● WHAT YOU SHOULD DO
Copy out the lines that include the word "Wisdom".

● RECORD LIST
:::::
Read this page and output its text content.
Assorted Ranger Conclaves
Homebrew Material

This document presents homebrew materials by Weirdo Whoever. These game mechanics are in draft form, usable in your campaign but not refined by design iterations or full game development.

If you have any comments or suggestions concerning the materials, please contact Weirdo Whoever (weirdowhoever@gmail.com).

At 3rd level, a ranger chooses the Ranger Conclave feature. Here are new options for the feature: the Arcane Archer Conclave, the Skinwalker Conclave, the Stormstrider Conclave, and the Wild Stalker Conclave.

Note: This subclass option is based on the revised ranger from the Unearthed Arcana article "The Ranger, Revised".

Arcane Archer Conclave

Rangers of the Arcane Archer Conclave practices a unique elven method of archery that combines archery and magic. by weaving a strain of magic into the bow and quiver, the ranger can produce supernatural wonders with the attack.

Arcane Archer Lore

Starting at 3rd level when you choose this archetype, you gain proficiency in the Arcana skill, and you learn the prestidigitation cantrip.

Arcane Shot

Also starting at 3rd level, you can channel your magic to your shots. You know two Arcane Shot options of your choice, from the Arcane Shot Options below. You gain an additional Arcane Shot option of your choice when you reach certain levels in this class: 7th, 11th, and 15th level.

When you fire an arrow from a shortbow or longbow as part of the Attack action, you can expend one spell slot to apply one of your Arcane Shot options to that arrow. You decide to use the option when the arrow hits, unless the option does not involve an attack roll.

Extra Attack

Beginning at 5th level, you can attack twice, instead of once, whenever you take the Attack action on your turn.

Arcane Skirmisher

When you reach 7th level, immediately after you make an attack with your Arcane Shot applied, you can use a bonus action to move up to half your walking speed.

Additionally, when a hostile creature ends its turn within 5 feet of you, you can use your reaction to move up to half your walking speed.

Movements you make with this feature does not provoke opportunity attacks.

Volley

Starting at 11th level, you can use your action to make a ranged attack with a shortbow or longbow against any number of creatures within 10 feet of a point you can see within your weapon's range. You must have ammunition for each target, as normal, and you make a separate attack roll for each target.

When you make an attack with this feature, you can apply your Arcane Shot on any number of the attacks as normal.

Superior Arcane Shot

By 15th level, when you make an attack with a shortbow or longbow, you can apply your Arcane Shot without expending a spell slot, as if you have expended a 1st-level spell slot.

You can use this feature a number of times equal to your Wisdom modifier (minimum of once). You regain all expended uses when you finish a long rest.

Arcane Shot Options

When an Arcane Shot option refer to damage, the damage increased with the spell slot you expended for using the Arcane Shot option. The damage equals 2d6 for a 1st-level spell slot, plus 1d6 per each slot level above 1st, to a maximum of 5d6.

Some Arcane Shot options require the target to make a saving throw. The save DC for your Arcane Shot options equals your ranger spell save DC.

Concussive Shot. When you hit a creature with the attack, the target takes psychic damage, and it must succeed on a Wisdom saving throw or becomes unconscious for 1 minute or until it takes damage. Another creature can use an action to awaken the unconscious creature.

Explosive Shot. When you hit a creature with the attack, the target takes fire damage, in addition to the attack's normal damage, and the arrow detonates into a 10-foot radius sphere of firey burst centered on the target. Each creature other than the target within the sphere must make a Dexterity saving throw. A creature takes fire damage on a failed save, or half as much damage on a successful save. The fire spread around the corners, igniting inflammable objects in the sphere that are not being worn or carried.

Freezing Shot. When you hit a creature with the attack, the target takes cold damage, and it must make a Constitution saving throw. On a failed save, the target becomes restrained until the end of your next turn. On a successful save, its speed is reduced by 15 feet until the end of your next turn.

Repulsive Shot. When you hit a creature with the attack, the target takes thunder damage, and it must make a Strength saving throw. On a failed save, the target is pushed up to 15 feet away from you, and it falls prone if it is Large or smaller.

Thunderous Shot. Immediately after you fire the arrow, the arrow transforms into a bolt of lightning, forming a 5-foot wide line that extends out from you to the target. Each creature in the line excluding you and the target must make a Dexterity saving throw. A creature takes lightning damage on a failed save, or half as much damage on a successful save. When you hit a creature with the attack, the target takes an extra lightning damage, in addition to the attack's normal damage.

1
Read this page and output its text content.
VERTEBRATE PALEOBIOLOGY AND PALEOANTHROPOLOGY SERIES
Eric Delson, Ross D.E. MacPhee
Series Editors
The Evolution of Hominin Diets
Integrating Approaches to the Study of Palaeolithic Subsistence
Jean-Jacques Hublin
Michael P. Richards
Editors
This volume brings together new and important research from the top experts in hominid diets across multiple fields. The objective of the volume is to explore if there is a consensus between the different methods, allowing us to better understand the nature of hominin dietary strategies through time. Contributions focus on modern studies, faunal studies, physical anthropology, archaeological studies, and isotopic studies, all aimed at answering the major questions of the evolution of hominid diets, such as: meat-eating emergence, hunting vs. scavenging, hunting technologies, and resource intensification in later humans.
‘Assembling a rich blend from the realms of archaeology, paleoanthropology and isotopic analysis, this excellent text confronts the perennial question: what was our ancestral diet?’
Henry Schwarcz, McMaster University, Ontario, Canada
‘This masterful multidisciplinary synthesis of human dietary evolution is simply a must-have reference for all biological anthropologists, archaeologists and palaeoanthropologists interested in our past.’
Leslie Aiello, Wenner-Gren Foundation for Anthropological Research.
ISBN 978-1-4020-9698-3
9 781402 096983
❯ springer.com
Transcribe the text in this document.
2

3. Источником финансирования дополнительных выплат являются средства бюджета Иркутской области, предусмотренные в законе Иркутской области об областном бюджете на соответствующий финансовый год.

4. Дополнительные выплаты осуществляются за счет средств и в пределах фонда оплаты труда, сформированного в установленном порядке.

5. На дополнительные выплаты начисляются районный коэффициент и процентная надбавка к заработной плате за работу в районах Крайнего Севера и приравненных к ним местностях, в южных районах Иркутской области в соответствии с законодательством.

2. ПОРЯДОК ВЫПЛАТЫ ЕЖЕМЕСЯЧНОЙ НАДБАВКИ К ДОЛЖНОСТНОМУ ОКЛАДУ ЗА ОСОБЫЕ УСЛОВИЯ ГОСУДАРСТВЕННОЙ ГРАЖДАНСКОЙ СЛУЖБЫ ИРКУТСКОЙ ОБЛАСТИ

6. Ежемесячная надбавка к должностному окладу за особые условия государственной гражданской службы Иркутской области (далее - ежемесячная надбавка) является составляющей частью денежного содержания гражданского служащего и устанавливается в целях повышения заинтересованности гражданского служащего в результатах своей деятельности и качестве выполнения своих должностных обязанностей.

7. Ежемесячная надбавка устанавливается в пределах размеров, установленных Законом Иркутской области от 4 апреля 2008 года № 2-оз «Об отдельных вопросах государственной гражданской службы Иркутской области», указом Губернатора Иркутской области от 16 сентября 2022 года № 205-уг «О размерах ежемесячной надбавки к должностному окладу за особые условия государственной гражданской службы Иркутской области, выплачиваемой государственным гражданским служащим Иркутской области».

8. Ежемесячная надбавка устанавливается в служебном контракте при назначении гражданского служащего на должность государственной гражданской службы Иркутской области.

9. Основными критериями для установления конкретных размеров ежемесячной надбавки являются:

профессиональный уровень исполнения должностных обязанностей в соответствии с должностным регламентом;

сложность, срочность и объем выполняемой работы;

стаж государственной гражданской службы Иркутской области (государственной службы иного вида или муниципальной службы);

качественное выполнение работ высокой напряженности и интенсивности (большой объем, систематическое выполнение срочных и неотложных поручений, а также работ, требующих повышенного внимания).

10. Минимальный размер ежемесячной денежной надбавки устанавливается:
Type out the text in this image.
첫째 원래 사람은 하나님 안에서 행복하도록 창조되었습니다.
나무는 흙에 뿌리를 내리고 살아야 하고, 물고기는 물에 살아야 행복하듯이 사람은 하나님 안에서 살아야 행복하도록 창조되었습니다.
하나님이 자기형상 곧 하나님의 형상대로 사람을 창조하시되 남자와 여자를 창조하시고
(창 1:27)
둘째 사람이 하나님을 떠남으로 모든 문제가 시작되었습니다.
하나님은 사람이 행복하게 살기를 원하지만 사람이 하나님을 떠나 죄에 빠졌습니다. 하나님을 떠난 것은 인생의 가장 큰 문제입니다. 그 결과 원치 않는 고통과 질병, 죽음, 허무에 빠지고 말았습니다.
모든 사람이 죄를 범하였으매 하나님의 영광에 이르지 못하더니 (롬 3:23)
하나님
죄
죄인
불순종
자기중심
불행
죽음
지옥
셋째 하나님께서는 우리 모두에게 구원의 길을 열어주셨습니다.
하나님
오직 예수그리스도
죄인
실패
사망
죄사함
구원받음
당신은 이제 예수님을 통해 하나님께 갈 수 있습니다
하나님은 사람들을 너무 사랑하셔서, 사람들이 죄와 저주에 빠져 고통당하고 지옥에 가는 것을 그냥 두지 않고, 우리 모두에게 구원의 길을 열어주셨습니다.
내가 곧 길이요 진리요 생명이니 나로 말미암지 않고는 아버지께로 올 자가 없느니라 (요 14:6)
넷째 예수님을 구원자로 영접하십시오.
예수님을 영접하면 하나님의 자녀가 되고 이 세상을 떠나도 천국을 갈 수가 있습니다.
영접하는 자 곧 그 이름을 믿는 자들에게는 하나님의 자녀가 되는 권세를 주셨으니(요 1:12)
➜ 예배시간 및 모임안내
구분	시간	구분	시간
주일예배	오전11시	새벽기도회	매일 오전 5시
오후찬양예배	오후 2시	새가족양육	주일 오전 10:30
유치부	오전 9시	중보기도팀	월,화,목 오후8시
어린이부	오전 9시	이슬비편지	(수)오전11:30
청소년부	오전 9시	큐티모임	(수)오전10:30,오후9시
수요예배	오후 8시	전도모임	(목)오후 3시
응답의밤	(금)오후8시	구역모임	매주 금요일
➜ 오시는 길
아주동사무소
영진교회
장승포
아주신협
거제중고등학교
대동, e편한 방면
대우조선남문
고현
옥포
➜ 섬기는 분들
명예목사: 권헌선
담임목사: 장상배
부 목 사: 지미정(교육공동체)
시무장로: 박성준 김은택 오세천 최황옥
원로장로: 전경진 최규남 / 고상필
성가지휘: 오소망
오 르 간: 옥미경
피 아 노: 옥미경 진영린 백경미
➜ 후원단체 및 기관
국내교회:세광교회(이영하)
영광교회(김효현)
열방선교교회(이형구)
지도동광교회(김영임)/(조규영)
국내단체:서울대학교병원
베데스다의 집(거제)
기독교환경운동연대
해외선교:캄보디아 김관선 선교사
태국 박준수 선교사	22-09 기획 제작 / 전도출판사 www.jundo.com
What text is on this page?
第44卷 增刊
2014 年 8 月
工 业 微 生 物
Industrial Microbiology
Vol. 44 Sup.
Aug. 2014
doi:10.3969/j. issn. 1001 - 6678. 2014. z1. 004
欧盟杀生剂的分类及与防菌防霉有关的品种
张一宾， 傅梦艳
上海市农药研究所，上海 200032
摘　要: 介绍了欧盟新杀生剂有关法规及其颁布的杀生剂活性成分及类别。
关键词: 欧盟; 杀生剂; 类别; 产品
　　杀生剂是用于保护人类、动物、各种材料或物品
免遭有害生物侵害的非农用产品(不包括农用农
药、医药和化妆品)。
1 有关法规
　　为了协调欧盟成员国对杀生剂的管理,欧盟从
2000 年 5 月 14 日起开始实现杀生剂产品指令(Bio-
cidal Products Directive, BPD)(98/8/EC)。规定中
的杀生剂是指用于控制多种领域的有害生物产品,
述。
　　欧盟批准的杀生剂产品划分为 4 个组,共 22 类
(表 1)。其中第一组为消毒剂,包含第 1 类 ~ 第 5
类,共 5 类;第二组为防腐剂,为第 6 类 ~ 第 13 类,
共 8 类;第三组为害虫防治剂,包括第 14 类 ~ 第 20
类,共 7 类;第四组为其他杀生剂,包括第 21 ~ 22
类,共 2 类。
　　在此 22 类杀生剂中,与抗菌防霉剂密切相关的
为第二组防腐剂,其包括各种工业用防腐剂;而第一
:::::
● ANSWER TO THE PROBLEM
You can use this feature a number of times equal to your Wisdom modifier (minimum of once). You regain all expended uses when you finish a long rest.
Concussive Shot. When you hit a creature with the attack, the target takes psychic damage, and it must succeed on a Wisdom saving throw or becomes unconscious for 1 minute or until it takes damage. Another creature can use an action to awaken the unconscious creature.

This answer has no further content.